Spot each line in the records below where the word "Plan" occurs, then copy it.

□ □ □ □

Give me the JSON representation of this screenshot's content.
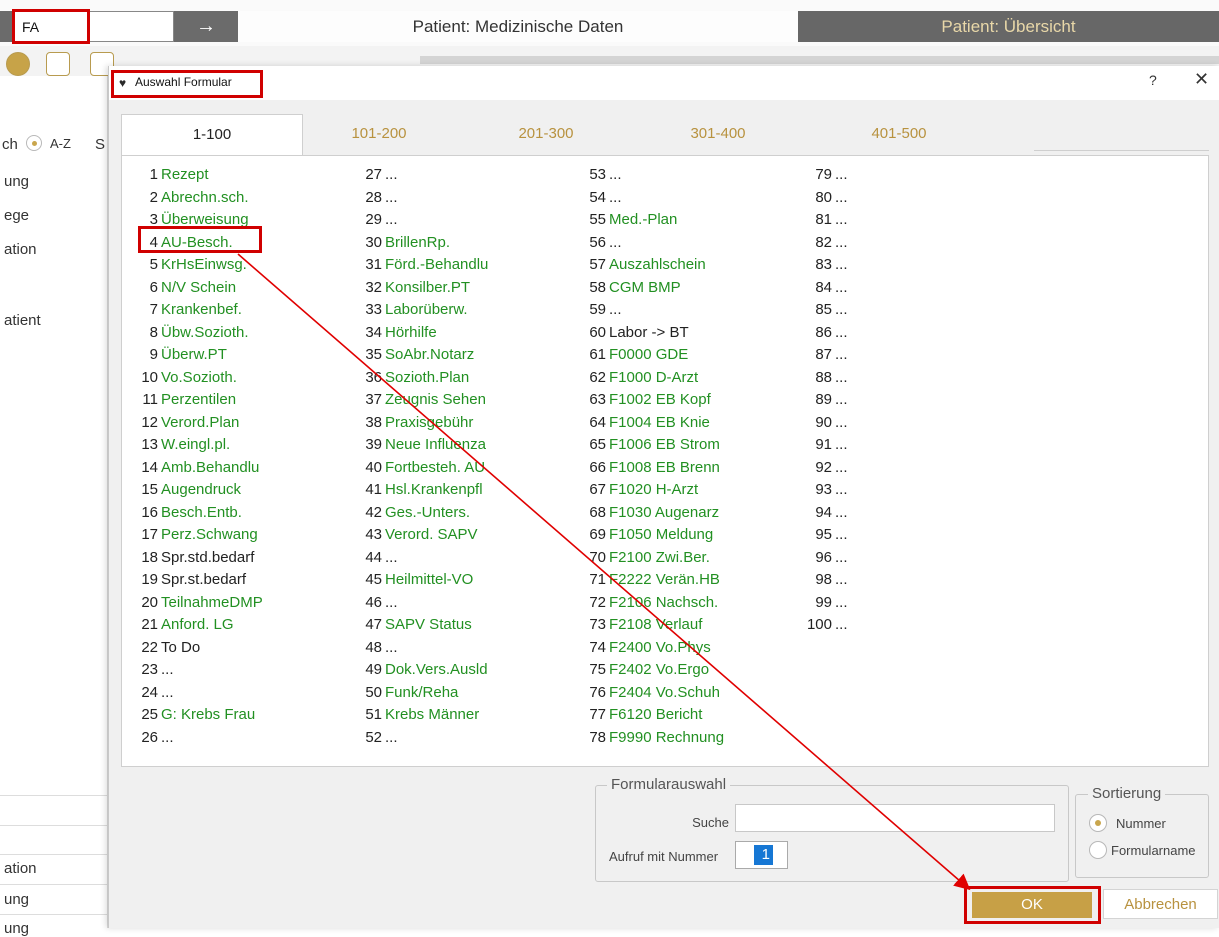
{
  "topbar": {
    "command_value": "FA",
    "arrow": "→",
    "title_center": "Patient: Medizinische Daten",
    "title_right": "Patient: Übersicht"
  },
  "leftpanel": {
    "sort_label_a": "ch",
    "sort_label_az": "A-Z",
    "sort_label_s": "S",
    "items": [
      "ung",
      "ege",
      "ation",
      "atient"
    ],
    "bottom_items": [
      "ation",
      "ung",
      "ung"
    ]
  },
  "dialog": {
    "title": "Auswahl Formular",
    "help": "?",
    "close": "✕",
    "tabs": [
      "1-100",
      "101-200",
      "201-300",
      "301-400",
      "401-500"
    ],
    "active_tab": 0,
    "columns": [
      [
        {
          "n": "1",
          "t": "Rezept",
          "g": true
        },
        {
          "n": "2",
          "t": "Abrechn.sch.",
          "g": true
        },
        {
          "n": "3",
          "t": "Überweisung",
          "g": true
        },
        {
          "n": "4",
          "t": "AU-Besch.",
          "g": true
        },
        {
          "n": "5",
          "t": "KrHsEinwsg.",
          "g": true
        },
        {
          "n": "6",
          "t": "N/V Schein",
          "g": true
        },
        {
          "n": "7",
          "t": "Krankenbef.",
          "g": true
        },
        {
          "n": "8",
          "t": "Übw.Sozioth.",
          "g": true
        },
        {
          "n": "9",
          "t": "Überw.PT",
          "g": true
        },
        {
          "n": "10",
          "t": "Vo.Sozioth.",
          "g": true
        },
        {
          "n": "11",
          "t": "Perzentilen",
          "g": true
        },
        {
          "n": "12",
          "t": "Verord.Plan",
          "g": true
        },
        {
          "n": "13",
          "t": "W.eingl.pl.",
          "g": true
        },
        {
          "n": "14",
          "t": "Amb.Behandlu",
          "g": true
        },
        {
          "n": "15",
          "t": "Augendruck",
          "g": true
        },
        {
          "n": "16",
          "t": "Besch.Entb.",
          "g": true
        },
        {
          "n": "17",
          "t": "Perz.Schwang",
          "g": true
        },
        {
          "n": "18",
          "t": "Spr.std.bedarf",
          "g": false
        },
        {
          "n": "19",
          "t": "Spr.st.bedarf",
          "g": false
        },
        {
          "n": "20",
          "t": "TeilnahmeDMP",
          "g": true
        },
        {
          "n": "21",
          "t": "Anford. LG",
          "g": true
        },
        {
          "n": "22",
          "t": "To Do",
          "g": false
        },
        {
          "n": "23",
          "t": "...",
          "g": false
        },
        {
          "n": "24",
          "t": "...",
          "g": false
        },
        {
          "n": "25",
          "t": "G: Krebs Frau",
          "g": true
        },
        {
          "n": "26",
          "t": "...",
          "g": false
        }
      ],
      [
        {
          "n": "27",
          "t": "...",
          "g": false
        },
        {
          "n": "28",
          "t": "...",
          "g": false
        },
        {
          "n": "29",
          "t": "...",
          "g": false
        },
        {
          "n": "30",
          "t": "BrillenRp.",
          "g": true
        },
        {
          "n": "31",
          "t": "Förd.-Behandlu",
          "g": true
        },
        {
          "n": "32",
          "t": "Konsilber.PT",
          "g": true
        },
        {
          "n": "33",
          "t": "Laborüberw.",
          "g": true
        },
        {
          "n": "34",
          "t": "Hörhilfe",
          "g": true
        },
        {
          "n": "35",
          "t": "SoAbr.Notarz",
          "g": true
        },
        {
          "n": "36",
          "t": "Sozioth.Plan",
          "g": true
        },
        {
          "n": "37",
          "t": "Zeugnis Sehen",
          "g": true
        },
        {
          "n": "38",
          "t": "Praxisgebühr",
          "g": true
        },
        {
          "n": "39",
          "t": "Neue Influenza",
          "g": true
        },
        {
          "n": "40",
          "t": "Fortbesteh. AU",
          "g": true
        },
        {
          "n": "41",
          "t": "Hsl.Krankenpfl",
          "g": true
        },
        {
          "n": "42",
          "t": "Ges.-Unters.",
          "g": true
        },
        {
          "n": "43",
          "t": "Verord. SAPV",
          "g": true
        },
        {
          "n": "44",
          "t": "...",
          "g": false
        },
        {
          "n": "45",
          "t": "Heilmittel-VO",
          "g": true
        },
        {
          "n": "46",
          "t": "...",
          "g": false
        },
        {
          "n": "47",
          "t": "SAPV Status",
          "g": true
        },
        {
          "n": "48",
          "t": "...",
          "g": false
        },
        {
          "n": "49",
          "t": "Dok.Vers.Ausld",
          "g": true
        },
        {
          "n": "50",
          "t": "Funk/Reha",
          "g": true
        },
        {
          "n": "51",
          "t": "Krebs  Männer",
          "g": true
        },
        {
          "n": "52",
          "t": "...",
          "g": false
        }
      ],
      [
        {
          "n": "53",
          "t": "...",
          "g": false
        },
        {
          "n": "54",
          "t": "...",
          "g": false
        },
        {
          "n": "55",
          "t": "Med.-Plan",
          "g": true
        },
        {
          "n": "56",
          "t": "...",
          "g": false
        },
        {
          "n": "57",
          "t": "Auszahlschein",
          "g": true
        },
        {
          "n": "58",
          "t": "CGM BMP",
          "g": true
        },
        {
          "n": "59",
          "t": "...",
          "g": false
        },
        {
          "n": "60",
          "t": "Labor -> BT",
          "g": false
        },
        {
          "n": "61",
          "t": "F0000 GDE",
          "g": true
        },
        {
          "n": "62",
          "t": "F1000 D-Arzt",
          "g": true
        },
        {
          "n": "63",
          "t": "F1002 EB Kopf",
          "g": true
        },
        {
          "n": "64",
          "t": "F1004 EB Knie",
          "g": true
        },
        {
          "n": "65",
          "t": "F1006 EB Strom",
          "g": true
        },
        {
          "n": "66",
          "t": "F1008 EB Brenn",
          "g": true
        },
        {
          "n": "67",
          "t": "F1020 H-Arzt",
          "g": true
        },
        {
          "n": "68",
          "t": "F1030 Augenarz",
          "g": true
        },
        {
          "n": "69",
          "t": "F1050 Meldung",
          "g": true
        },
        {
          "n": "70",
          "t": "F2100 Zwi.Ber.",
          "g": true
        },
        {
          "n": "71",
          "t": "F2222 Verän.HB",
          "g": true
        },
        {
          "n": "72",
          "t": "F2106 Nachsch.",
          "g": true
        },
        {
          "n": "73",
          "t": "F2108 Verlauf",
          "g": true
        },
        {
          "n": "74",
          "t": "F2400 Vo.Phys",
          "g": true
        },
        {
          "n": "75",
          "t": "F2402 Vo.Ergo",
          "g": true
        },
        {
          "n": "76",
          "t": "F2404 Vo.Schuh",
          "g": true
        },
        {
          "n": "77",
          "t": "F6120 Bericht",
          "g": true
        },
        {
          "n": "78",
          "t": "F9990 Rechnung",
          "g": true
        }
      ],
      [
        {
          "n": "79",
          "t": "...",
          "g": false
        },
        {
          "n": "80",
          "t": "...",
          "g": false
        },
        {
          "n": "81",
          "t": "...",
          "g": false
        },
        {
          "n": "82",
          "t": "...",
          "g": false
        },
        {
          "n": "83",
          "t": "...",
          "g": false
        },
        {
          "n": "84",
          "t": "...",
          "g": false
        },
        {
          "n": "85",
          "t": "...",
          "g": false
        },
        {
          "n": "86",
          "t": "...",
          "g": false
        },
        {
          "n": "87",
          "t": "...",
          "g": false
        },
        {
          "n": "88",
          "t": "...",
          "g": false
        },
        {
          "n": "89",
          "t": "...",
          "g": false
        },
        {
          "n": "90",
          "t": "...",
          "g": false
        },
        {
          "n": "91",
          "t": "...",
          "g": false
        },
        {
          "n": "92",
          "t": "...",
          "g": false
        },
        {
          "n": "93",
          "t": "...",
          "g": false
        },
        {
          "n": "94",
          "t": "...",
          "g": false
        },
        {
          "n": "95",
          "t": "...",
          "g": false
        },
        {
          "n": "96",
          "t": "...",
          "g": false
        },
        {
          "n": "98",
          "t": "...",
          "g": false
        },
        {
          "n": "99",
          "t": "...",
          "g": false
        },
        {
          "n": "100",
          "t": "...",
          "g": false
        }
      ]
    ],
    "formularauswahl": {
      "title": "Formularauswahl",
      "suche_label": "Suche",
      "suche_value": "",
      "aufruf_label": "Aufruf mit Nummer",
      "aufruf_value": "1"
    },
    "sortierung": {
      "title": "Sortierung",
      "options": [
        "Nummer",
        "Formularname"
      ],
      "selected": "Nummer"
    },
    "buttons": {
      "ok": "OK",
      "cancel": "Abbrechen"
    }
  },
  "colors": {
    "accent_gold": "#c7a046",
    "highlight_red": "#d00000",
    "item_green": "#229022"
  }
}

□ □ □ □

_Completed task_.
          "t": "Verord.Plan",
          "t": "Sozioth.Plan",
          "t": "Med.-Plan",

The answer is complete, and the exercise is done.